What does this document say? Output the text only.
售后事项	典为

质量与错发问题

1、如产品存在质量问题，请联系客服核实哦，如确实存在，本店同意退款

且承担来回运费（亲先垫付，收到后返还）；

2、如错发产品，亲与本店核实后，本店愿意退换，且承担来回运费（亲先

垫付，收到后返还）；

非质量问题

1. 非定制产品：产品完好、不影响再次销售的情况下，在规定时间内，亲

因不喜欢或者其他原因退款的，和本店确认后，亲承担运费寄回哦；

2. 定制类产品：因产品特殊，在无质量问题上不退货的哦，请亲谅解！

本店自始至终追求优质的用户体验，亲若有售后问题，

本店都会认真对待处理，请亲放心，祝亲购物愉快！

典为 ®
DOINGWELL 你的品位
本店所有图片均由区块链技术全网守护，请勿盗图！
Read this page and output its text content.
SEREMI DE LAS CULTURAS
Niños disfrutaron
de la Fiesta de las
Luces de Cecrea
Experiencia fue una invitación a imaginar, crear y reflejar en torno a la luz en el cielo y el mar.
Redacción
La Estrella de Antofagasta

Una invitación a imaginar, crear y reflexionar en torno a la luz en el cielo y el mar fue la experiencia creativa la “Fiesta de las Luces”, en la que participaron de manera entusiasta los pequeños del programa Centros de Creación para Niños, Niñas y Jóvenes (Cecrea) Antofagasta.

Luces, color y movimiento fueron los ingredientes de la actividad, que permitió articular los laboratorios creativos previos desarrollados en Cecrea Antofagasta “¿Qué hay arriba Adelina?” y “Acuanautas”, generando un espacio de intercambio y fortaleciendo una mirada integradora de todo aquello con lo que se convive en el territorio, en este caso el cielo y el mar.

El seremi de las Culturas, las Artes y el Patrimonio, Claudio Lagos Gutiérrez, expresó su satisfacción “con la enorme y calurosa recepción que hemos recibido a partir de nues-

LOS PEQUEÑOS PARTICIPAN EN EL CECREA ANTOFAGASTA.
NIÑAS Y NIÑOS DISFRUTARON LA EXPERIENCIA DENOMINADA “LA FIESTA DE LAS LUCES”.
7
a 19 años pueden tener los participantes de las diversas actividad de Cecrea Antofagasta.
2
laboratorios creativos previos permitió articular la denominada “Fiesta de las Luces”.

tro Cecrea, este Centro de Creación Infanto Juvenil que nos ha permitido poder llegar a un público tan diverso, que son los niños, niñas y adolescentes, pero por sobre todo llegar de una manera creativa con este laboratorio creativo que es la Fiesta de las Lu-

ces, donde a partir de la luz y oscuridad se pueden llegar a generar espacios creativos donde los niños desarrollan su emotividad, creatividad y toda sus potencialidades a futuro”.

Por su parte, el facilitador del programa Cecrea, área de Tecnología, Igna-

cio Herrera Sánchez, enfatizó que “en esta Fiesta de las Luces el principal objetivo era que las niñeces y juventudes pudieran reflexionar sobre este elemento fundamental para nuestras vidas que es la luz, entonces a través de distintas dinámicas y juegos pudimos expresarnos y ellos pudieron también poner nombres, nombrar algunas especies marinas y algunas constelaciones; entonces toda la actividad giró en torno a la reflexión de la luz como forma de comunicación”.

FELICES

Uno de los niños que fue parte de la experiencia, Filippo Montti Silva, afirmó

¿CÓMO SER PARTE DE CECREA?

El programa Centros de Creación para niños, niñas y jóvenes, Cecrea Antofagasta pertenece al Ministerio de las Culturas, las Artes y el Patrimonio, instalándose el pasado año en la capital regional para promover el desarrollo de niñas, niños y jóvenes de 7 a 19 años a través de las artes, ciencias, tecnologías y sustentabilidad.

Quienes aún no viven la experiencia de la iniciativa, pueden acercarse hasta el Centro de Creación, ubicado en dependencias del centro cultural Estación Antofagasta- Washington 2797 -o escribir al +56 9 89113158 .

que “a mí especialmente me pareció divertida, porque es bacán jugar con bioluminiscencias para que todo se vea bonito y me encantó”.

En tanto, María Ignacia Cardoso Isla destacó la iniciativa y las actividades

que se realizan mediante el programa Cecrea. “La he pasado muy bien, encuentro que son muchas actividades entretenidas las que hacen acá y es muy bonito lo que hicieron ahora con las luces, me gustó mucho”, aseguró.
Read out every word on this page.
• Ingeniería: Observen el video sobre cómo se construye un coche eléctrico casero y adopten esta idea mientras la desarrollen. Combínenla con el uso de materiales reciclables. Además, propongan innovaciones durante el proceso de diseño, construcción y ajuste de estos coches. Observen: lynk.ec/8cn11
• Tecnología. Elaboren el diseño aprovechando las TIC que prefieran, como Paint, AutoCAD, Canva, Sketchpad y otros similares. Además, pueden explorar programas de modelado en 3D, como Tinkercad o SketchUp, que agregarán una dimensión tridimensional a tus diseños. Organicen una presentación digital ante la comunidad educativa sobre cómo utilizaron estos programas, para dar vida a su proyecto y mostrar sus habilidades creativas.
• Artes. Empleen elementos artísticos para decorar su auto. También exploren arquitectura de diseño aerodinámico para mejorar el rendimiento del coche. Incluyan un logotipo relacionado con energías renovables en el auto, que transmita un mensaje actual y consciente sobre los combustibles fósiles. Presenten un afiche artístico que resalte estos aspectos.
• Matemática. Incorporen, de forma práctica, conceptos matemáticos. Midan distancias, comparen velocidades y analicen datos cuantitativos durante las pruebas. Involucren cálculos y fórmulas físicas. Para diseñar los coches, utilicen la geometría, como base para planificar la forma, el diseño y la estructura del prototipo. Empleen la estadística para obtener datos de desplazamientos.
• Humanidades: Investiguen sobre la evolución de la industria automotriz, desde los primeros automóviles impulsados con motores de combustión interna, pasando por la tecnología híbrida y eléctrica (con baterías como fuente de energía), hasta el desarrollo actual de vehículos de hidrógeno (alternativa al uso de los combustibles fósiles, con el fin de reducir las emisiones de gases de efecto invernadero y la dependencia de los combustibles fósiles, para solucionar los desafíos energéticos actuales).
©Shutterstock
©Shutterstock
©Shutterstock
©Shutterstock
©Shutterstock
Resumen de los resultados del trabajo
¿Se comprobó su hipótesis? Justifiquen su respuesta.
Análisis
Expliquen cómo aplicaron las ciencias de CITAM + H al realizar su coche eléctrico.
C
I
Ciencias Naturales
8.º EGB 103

(WORK TO DO)
Faithfully reproduce all of the records, character for character.

(EXERCISE ANSWER)
What does this document say? Output the text only.
售后事项	典为

质量与错发问题

1、如产品存在质量问题，请联系客服核实哦，如确实存在，本店同意退款

且承担来回运费（亲先垫付，收到后返还）；

2、如错发产品，亲与本店核实后，本店愿意退换，且承担来回运费（亲先

垫付，收到后返还）；

非质量问题

1. 非定制产品：产品完好、不影响再次销售的情况下，在规定时间内，亲

因不喜欢或者其他原因退款的，和本店确认后，亲承担运费寄回哦；

2. 定制类产品：因产品特殊，在无质量问题上不退货的哦，请亲谅解！

本店自始至终追求优质的用户体验，亲若有售后问题，

本店都会认真对待处理，请亲放心，祝亲购物愉快！

典为 ®
DOINGWELL 你的品位
本店所有图片均由区块链技术全网守护，请勿盗图！
Read this page and output its text content.
SEREMI DE LAS CULTURAS
Niños disfrutaron
de la Fiesta de las
Luces de Cecrea
Experiencia fue una invitación a imaginar, crear y reflejar en torno a la luz en el cielo y el mar.
Redacción
La Estrella de Antofagasta

Una invitación a imaginar, crear y reflexionar en torno a la luz en el cielo y el mar fue la experiencia creativa la “Fiesta de las Luces”, en la que participaron de manera entusiasta los pequeños del programa Centros de Creación para Niños, Niñas y Jóvenes (Cecrea) Antofagasta.

Luces, color y movimiento fueron los ingredientes de la actividad, que permitió articular los laboratorios creativos previos desarrollados en Cecrea Antofagasta “¿Qué hay arriba Adelina?” y “Acuanautas”, generando un espacio de intercambio y fortaleciendo una mirada integradora de todo aquello con lo que se convive en el territorio, en este caso el cielo y el mar.

El seremi de las Culturas, las Artes y el Patrimonio, Claudio Lagos Gutiérrez, expresó su satisfacción “con la enorme y calurosa recepción que hemos recibido a partir de nues-

LOS PEQUEÑOS PARTICIPAN EN EL CECREA ANTOFAGASTA.
NIÑAS Y NIÑOS DISFRUTARON LA EXPERIENCIA DENOMINADA “LA FIESTA DE LAS LUCES”.
7
a 19 años pueden tener los participantes de las diversas actividad de Cecrea Antofagasta.
2
laboratorios creativos previos permitió articular la denominada “Fiesta de las Luces”.

tro Cecrea, este Centro de Creación Infanto Juvenil que nos ha permitido poder llegar a un público tan diverso, que son los niños, niñas y adolescentes, pero por sobre todo llegar de una manera creativa con este laboratorio creativo que es la Fiesta de las Lu-

ces, donde a partir de la luz y oscuridad se pueden llegar a generar espacios creativos donde los niños desarrollan su emotividad, creatividad y toda sus potencialidades a futuro”.

Por su parte, el facilitador del programa Cecrea, área de Tecnología, Igna-

cio Herrera Sánchez, enfatizó que “en esta Fiesta de las Luces el principal objetivo era que las niñeces y juventudes pudieran reflexionar sobre este elemento fundamental para nuestras vidas que es la luz, entonces a través de distintas dinámicas y juegos pudimos expresarnos y ellos pudieron también poner nombres, nombrar algunas especies marinas y algunas constelaciones; entonces toda la actividad giró en torno a la reflexión de la luz como forma de comunicación”.

FELICES

Uno de los niños que fue parte de la experiencia, Filippo Montti Silva, afirmó

¿CÓMO SER PARTE DE CECREA?

El programa Centros de Creación para niños, niñas y jóvenes, Cecrea Antofagasta pertenece al Ministerio de las Culturas, las Artes y el Patrimonio, instalándose el pasado año en la capital regional para promover el desarrollo de niñas, niños y jóvenes de 7 a 19 años a través de las artes, ciencias, tecnologías y sustentabilidad.

Quienes aún no viven la experiencia de la iniciativa, pueden acercarse hasta el Centro de Creación, ubicado en dependencias del centro cultural Estación Antofagasta- Washington 2797 -o escribir al +56 9 89113158 .

que “a mí especialmente me pareció divertida, porque es bacán jugar con bioluminiscencias para que todo se vea bonito y me encantó”.

En tanto, María Ignacia Cardoso Isla destacó la iniciativa y las actividades

que se realizan mediante el programa Cecrea. “La he pasado muy bien, encuentro que son muchas actividades entretenidas las que hacen acá y es muy bonito lo que hicieron ahora con las luces, me gustó mucho”, aseguró.
Read out every word on this page.
• Ingeniería: Observen el video sobre cómo se construye un coche eléctrico casero y adopten esta idea mientras la desarrollen. Combínenla con el uso de materiales reciclables. Además, propongan innovaciones durante el proceso de diseño, construcción y ajuste de estos coches. Observen: lynk.ec/8cn11
• Tecnología. Elaboren el diseño aprovechando las TIC que prefieran, como Paint, AutoCAD, Canva, Sketchpad y otros similares. Además, pueden explorar programas de modelado en 3D, como Tinkercad o SketchUp, que agregarán una dimensión tridimensional a tus diseños. Organicen una presentación digital ante la comunidad educativa sobre cómo utilizaron estos programas, para dar vida a su proyecto y mostrar sus habilidades creativas.
• Artes. Empleen elementos artísticos para decorar su auto. También exploren arquitectura de diseño aerodinámico para mejorar el rendimiento del coche. Incluyan un logotipo relacionado con energías renovables en el auto, que transmita un mensaje actual y consciente sobre los combustibles fósiles. Presenten un afiche artístico que resalte estos aspectos.
• Matemática. Incorporen, de forma práctica, conceptos matemáticos. Midan distancias, comparen velocidades y analicen datos cuantitativos durante las pruebas. Involucren cálculos y fórmulas físicas. Para diseñar los coches, utilicen la geometría, como base para planificar la forma, el diseño y la estructura del prototipo. Empleen la estadística para obtener datos de desplazamientos.
• Humanidades: Investiguen sobre la evolución de la industria automotriz, desde los primeros automóviles impulsados con motores de combustión interna, pasando por la tecnología híbrida y eléctrica (con baterías como fuente de energía), hasta el desarrollo actual de vehículos de hidrógeno (alternativa al uso de los combustibles fósiles, con el fin de reducir las emisiones de gases de efecto invernadero y la dependencia de los combustibles fósiles, para solucionar los desafíos energéticos actuales).
©Shutterstock
©Shutterstock
©Shutterstock
©Shutterstock
©Shutterstock
Resumen de los resultados del trabajo
¿Se comprobó su hipótesis? Justifiquen su respuesta.
Análisis
Expliquen cómo aplicaron las ciencias de CITAM + H al realizar su coche eléctrico.
C
I
Ciencias Naturales
8.º EGB 103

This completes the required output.